> _SET PROBLEM_: Extract all of the entries and set them down verbatim.

Figure data in JSON
◇ ◇ ◇ ◇

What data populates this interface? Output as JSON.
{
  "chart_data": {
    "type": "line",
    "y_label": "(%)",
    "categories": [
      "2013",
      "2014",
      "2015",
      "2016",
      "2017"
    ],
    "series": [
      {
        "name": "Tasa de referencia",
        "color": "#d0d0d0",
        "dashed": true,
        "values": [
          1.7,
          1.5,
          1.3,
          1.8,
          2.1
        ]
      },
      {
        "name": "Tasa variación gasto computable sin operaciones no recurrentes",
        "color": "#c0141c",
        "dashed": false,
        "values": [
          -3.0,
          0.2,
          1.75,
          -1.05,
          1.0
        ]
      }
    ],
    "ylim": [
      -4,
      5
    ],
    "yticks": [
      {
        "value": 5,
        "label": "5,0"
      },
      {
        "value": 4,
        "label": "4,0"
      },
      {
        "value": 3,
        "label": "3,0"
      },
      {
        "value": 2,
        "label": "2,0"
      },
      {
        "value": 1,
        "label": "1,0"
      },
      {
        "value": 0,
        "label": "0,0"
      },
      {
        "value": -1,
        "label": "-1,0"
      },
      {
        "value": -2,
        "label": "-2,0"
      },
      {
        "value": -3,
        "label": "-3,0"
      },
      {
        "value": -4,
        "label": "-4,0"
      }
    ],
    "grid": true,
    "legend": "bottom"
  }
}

◇ ◇ ◇ ◇

> _SOLUTION TO THE EXERCISE_:
What data populates this interface? Output as JSON.
{
  "chart_data": {
    "type": "line",
    "y_label": "(%)",
    "categories": [
      "2013",
      "2014",
      "2015",
      "2016",
      "2017"
    ],
    "series": [
      {
        "name": "Tasa de referencia",
        "color": "#d0d0d0",
        "dashed": true,
        "values": [
          1.7,
          1.5,
          1.3,
          1.8,
          2.1
        ]
      },
      {
        "name": "Tasa variación gasto computable sin operaciones no recurrentes",
        "color": "#c0141c",
        "dashed": false,
        "values": [
          -3.0,
          0.2,
          1.75,
          -1.05,
          1.0
        ]
      }
    ],
    "ylim": [
      -4,
      5
    ],
    "yticks": [
      {
        "value": 5,
        "label": "5,0"
      },
      {
        "value": 4,
        "label": "4,0"
      },
      {
        "value": 3,
        "label": "3,0"
      },
      {
        "value": 2,
        "label": "2,0"
      },
      {
        "value": 1,
        "label": "1,0"
      },
      {
        "value": 0,
        "label": "0,0"
      },
      {
        "value": -1,
        "label": "-1,0"
      },
      {
        "value": -2,
        "label": "-2,0"
      },
      {
        "value": -3,
        "label": "-3,0"
      },
      {
        "value": -4,
        "label": "-4,0"
      }
    ],
    "grid": true,
    "legend": "bottom"
  }
}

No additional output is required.